## [Task instructions]
For the listing below, give the count of lines containing the string "องและแปรร" and nothing else.

## [Given records]

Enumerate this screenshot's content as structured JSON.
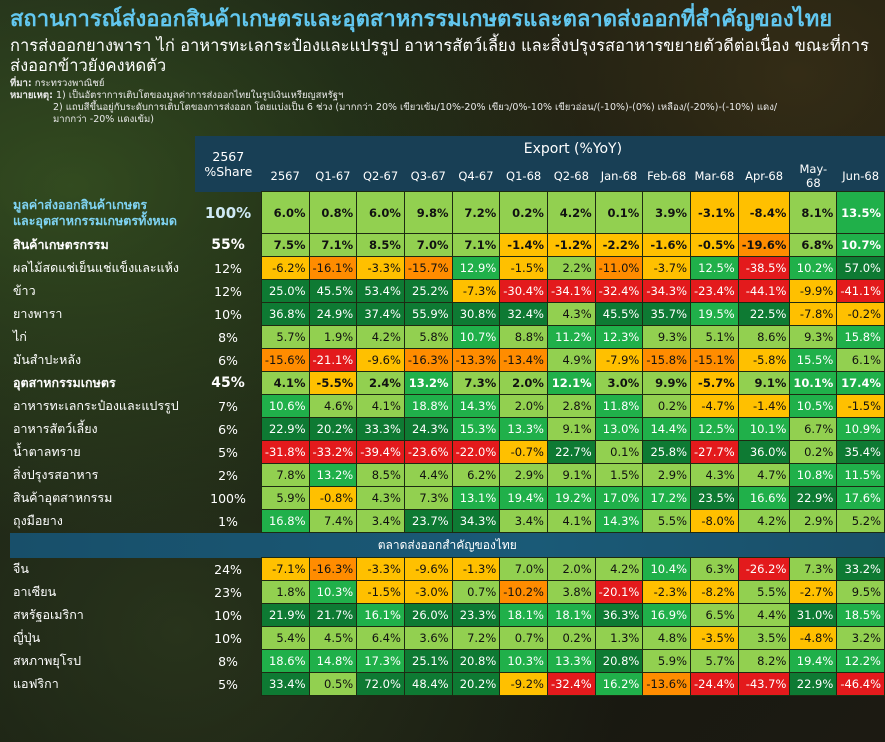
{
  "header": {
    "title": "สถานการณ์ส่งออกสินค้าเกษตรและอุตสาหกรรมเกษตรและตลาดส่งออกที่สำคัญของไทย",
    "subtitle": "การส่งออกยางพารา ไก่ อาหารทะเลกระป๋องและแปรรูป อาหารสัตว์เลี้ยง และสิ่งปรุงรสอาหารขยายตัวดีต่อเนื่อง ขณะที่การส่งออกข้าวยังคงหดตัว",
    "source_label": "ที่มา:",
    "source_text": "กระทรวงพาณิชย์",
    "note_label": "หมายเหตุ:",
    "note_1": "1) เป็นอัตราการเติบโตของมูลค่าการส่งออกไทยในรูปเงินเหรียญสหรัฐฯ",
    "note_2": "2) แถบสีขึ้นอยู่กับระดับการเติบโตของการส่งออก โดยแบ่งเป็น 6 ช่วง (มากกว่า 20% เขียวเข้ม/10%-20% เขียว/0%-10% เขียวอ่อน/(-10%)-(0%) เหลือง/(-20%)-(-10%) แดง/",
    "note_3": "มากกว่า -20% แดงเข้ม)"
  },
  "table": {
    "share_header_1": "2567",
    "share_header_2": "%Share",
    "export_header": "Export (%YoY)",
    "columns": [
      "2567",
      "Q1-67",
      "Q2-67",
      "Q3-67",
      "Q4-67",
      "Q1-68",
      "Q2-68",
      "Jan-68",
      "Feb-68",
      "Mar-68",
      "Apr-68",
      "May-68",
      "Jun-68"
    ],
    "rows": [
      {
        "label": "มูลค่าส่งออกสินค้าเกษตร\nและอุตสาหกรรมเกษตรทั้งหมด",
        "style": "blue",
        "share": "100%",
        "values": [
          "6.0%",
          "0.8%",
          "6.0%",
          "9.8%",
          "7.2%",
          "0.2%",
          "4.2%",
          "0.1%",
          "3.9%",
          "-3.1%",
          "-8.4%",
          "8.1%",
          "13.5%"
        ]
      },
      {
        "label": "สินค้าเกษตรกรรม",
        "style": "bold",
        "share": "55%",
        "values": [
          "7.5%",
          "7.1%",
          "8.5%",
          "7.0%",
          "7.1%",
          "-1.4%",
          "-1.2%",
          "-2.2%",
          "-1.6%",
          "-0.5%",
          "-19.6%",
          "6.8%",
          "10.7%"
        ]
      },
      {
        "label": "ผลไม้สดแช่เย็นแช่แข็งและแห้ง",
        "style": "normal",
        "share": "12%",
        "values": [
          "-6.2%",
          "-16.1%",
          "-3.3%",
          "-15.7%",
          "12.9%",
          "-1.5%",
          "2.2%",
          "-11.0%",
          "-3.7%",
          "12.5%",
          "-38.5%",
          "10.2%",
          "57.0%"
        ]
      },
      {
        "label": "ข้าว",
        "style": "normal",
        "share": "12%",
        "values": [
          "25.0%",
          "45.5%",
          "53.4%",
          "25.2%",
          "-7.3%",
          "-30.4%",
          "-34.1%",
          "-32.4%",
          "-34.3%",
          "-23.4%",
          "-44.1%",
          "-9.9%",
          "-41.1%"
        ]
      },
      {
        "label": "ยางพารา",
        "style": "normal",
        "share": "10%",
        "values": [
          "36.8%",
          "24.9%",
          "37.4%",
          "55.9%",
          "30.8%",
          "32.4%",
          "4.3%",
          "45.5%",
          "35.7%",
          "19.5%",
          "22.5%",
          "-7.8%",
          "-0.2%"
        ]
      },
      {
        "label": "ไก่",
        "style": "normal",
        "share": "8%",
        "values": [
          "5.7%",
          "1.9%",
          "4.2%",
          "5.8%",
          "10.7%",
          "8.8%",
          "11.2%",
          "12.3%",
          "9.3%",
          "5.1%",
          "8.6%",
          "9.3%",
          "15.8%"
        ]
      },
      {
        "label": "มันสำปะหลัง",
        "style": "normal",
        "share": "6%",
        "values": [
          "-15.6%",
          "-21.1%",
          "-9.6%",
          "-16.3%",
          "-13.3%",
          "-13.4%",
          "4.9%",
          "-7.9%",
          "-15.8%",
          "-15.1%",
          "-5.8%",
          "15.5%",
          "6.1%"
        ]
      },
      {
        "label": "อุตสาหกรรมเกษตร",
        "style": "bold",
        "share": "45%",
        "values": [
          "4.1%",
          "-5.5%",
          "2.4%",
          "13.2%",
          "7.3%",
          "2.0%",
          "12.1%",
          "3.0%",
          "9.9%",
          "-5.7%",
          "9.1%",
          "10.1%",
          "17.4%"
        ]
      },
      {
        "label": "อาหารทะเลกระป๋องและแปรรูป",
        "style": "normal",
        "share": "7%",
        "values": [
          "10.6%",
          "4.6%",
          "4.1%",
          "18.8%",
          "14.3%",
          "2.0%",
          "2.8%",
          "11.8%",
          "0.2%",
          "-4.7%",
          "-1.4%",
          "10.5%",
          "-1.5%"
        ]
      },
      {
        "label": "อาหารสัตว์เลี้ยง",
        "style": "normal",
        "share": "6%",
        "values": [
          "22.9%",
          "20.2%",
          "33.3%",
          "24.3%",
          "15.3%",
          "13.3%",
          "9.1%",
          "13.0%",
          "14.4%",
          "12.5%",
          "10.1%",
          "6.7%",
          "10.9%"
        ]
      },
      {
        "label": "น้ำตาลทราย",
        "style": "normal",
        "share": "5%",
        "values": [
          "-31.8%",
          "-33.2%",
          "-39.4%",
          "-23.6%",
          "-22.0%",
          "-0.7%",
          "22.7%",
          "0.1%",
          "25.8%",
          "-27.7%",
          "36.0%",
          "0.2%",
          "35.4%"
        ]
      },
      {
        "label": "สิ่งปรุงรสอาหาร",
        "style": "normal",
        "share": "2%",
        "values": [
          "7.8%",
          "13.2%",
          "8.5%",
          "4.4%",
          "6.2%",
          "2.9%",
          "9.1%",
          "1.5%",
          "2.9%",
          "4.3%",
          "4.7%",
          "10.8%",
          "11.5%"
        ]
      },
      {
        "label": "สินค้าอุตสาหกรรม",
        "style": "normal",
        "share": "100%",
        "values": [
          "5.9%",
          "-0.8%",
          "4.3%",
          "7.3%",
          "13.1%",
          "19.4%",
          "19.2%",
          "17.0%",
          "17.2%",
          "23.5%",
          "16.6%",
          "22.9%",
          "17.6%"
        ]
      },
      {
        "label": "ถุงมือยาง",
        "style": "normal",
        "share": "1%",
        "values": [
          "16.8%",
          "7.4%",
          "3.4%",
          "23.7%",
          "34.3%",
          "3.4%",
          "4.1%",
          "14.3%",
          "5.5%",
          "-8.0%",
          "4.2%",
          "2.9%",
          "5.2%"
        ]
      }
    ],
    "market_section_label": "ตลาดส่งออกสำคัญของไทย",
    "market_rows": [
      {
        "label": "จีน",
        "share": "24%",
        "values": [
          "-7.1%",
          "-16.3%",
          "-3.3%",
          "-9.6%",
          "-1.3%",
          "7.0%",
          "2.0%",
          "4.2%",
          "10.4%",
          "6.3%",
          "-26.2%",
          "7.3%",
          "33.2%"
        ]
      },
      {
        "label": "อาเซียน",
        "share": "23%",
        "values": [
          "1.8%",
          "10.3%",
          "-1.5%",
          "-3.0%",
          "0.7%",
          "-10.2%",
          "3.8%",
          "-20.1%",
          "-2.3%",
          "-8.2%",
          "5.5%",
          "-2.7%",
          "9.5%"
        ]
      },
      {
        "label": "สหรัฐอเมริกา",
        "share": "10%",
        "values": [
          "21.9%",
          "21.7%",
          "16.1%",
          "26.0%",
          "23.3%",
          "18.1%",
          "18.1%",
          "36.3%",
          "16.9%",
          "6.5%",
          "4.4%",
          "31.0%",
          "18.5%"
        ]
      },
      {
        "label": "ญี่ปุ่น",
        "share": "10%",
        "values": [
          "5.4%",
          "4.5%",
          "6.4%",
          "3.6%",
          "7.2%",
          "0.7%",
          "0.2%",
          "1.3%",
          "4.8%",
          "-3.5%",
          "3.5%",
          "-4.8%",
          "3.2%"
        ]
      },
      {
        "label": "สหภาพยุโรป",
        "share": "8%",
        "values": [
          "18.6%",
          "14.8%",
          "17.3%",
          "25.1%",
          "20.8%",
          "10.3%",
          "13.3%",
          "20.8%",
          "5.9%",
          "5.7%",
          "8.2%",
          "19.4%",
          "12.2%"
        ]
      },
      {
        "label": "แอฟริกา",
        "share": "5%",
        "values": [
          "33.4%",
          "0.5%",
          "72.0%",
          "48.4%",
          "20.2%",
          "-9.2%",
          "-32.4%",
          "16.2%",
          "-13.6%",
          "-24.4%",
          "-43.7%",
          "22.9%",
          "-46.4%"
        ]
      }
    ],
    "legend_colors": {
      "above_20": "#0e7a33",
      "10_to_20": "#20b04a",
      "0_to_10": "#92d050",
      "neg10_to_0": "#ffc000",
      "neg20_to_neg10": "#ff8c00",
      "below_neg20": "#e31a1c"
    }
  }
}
* * *
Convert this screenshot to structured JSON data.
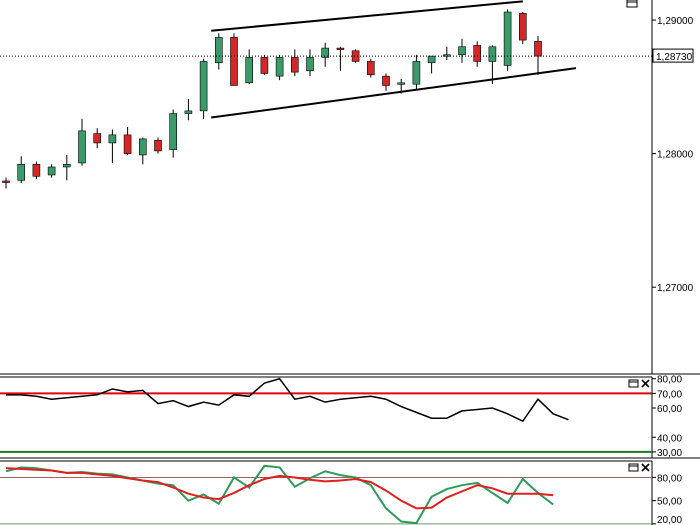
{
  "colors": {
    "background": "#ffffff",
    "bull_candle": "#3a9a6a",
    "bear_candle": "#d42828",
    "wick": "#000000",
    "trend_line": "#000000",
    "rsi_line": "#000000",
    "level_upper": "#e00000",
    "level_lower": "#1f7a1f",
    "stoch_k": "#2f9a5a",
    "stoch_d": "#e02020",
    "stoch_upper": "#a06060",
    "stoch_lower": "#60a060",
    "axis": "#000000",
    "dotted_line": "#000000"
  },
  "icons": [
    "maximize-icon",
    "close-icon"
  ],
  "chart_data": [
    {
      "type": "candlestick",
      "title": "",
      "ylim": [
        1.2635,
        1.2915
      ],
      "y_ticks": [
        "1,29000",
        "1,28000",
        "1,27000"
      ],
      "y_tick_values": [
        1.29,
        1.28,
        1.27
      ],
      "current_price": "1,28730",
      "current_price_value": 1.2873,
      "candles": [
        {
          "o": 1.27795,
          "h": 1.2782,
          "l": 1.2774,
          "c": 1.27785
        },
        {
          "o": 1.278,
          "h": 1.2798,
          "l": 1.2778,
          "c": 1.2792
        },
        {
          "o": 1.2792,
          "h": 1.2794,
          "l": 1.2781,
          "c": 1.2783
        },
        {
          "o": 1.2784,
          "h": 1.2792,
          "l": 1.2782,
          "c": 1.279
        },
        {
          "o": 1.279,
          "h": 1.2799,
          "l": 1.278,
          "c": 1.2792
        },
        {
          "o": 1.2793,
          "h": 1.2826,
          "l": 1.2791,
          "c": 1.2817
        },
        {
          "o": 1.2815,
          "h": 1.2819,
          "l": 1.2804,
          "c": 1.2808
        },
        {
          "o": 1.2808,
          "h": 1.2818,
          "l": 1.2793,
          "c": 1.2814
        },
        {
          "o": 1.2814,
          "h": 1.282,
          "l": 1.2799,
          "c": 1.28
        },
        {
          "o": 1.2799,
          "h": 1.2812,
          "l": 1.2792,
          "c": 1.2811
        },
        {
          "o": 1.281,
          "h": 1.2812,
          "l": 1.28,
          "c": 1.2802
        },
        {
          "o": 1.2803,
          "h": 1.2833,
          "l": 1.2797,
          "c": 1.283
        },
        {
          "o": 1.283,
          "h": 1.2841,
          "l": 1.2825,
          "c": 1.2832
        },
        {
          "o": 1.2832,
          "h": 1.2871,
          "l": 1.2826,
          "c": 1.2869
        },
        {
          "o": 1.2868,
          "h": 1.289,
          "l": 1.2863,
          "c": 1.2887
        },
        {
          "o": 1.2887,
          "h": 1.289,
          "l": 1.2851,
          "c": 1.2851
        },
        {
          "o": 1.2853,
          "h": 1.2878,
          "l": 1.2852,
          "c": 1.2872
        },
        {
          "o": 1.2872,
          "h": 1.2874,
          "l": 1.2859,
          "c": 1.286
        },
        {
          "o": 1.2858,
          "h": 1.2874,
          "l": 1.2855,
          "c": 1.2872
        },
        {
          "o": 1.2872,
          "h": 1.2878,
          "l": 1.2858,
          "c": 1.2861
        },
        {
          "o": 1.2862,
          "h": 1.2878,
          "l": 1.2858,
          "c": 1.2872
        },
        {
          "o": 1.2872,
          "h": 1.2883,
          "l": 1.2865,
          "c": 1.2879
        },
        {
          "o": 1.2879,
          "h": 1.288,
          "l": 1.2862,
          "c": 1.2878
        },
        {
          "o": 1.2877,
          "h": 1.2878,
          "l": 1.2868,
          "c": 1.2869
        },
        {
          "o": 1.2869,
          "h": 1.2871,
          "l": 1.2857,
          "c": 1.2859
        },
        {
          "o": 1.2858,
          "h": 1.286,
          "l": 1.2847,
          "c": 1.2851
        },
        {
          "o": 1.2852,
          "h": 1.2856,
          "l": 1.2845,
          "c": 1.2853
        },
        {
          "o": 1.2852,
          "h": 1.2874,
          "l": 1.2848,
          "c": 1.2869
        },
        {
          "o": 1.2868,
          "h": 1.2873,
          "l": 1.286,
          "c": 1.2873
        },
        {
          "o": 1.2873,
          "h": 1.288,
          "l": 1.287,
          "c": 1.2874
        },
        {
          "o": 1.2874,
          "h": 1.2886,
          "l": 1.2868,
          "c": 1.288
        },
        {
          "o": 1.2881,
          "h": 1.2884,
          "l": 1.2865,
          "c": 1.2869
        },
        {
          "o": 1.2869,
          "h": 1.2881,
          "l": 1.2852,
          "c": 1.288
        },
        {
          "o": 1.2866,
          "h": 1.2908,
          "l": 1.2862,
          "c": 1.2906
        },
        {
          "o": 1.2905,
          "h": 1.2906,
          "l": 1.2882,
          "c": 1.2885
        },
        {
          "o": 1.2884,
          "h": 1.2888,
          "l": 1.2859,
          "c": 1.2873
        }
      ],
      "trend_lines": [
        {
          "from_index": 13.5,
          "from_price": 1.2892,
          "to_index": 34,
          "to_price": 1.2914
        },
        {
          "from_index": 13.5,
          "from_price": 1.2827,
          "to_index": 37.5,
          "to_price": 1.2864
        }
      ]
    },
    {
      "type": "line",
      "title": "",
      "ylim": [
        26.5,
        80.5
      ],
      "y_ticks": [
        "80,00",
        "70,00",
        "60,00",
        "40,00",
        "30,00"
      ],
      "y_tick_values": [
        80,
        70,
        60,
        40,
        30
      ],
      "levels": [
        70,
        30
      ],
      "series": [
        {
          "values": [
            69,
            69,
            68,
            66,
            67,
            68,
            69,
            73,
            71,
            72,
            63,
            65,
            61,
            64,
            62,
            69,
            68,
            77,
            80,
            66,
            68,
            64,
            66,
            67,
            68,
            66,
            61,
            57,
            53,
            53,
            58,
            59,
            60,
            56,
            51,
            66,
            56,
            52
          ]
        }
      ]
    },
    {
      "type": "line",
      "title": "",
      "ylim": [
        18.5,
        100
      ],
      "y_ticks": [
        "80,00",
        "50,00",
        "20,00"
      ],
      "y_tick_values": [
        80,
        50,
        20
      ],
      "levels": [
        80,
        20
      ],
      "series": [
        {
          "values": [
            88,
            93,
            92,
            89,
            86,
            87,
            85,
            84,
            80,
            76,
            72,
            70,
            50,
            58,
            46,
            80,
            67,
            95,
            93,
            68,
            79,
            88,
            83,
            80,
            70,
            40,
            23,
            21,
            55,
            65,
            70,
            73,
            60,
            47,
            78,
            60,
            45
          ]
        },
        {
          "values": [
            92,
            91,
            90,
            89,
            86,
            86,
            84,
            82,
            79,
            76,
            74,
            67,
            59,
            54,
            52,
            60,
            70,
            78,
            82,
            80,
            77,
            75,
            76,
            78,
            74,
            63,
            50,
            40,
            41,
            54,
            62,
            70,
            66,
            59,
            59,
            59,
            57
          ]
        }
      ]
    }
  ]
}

## [Full response]
2